* [Records for the exercise]:
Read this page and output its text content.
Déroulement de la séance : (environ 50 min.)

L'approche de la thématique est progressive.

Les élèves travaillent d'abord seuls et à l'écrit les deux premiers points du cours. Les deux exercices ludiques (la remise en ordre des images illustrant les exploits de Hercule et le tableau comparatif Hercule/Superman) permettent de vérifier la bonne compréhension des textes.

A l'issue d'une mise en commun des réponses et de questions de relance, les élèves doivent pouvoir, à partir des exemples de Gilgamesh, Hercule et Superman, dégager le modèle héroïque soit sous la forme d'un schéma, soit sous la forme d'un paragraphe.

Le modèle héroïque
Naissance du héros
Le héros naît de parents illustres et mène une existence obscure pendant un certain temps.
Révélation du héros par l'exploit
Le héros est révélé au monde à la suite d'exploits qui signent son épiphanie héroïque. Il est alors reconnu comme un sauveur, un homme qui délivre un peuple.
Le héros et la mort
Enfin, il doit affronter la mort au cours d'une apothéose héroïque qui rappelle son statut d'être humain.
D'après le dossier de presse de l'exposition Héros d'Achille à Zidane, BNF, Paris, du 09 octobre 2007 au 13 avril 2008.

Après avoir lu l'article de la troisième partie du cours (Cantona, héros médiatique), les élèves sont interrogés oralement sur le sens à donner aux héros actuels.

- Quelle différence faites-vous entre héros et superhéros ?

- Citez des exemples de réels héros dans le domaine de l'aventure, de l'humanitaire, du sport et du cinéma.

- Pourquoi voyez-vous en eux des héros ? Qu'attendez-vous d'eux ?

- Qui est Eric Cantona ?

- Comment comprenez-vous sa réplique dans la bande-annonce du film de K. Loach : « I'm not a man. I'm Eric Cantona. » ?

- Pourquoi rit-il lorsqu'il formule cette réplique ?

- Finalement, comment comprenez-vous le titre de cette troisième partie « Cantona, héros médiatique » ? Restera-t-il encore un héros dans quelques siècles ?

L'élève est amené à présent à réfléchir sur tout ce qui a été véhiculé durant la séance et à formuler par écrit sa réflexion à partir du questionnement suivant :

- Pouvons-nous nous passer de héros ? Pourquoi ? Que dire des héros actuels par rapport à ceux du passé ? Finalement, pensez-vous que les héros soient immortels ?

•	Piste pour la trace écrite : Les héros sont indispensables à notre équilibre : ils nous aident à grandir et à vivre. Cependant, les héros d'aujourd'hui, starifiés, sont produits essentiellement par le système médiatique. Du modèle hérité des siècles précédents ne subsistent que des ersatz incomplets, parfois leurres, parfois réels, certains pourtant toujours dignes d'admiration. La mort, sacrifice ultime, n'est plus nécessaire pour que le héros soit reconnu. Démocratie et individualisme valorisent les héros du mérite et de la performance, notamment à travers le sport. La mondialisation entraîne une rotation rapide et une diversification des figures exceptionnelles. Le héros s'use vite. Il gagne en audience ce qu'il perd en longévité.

* [Short task]:
All of the material above needs to be copied exactly.

* [Exercise result]:
Read this page and output its text content.
Déroulement de la séance : (environ 50 min.)

L'approche de la thématique est progressive.

Les élèves travaillent d'abord seuls et à l'écrit les deux premiers points du cours. Les deux exercices ludiques (la remise en ordre des images illustrant les exploits de Hercule et le tableau comparatif Hercule/Superman) permettent de vérifier la bonne compréhension des textes.

A l'issue d'une mise en commun des réponses et de questions de relance, les élèves doivent pouvoir, à partir des exemples de Gilgamesh, Hercule et Superman, dégager le modèle héroïque soit sous la forme d'un schéma, soit sous la forme d'un paragraphe.

Le modèle héroïque
Naissance du héros
Le héros naît de parents illustres et mène une existence obscure pendant un certain temps.
Révélation du héros par l'exploit
Le héros est révélé au monde à la suite d'exploits qui signent son épiphanie héroïque. Il est alors reconnu comme un sauveur, un homme qui délivre un peuple.
Le héros et la mort
Enfin, il doit affronter la mort au cours d'une apothéose héroïque qui rappelle son statut d'être humain.
D'après le dossier de presse de l'exposition Héros d'Achille à Zidane, BNF, Paris, du 09 octobre 2007 au 13 avril 2008.

Après avoir lu l'article de la troisième partie du cours (Cantona, héros médiatique), les élèves sont interrogés oralement sur le sens à donner aux héros actuels.

- Quelle différence faites-vous entre héros et superhéros ?

- Citez des exemples de réels héros dans le domaine de l'aventure, de l'humanitaire, du sport et du cinéma.

- Pourquoi voyez-vous en eux des héros ? Qu'attendez-vous d'eux ?

- Qui est Eric Cantona ?

- Comment comprenez-vous sa réplique dans la bande-annonce du film de K. Loach : « I'm not a man. I'm Eric Cantona. » ?

- Pourquoi rit-il lorsqu'il formule cette réplique ?

- Finalement, comment comprenez-vous le titre de cette troisième partie « Cantona, héros médiatique » ? Restera-t-il encore un héros dans quelques siècles ?

L'élève est amené à présent à réfléchir sur tout ce qui a été véhiculé durant la séance et à formuler par écrit sa réflexion à partir du questionnement suivant :

- Pouvons-nous nous passer de héros ? Pourquoi ? Que dire des héros actuels par rapport à ceux du passé ? Finalement, pensez-vous que les héros soient immortels ?

•	Piste pour la trace écrite : Les héros sont indispensables à notre équilibre : ils nous aident à grandir et à vivre. Cependant, les héros d'aujourd'hui, starifiés, sont produits essentiellement par le système médiatique. Du modèle hérité des siècles précédents ne subsistent que des ersatz incomplets, parfois leurres, parfois réels, certains pourtant toujours dignes d'admiration. La mort, sacrifice ultime, n'est plus nécessaire pour que le héros soit reconnu. Démocratie et individualisme valorisent les héros du mérite et de la performance, notamment à travers le sport. La mondialisation entraîne une rotation rapide et une diversification des figures exceptionnelles. Le héros s'use vite. Il gagne en audience ce qu'il perd en longévité.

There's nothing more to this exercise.